→ TASK BRIEF
In the lines below, how many hold the word "GParted"? Answer only with the number.

→ DATA EXCERPTS
····················

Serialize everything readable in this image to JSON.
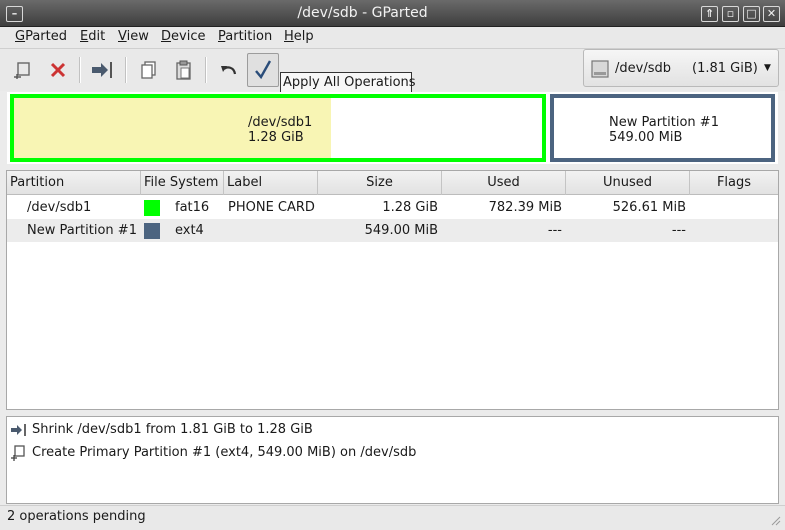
{
  "window": {
    "title": "/dev/sdb - GParted"
  },
  "menubar": {
    "items": [
      {
        "label": "GParted",
        "mnemonic": "G",
        "rest": "Parted"
      },
      {
        "label": "Edit",
        "mnemonic": "E",
        "rest": "dit"
      },
      {
        "label": "View",
        "mnemonic": "V",
        "rest": "iew"
      },
      {
        "label": "Device",
        "mnemonic": "D",
        "rest": "evice"
      },
      {
        "label": "Partition",
        "mnemonic": "P",
        "rest": "artition"
      },
      {
        "label": "Help",
        "mnemonic": "H",
        "rest": "elp"
      }
    ]
  },
  "toolbar": {
    "tooltip": "Apply All Operations",
    "device_name": "/dev/sdb",
    "device_size": "(1.81 GiB)"
  },
  "visual": {
    "partitions": [
      {
        "name": "/dev/sdb1",
        "size": "1.28 GiB",
        "border_color": "#00ff00",
        "fill_color": "#f8f5b4",
        "used_fraction": 0.6
      },
      {
        "name": "New Partition #1",
        "size": "549.00 MiB",
        "border_color": "#4c6480",
        "fill_color": "#ffffff",
        "used_fraction": 0
      }
    ]
  },
  "table": {
    "headers": [
      "Partition",
      "File System",
      "Label",
      "Size",
      "Used",
      "Unused",
      "Flags"
    ],
    "rows": [
      {
        "partition": "/dev/sdb1",
        "fs": "fat16",
        "fs_color": "#00ff00",
        "label": "PHONE CARD",
        "size": "1.28 GiB",
        "used": "782.39 MiB",
        "unused": "526.61 MiB",
        "flags": ""
      },
      {
        "partition": "New Partition #1",
        "fs": "ext4",
        "fs_color": "#4c6480",
        "label": "",
        "size": "549.00 MiB",
        "used": "---",
        "unused": "---",
        "flags": ""
      }
    ]
  },
  "operations": [
    {
      "icon": "resize-icon",
      "text": "Shrink /dev/sdb1 from 1.81 GiB to 1.28 GiB"
    },
    {
      "icon": "new-partition-icon",
      "text": "Create Primary Partition #1 (ext4, 549.00 MiB) on /dev/sdb"
    }
  ],
  "status": {
    "text": "2 operations pending"
  }
}
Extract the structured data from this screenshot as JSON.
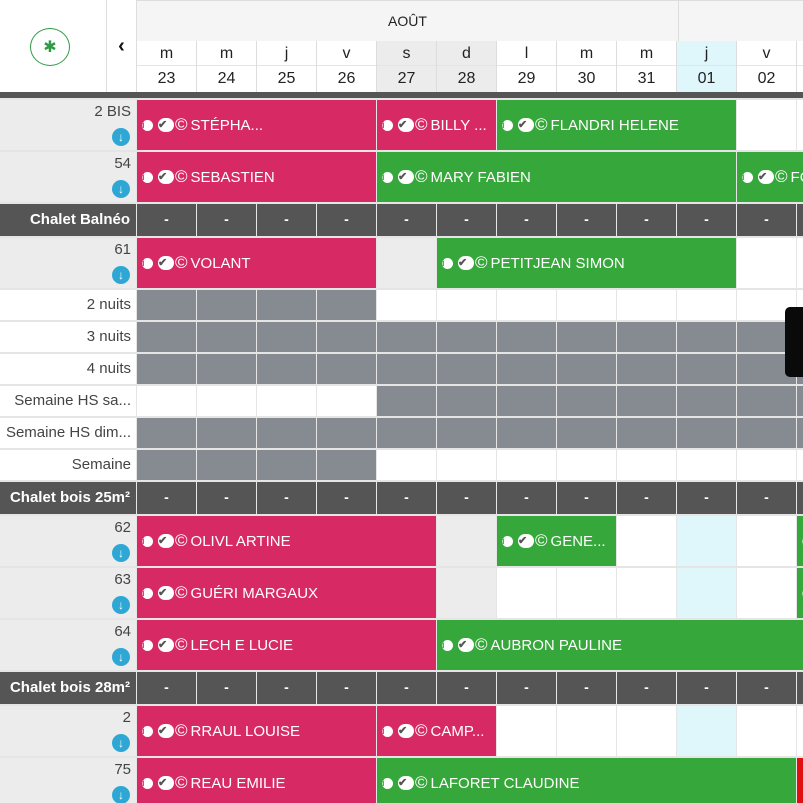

····················

→ FINISHED EXERCISE
2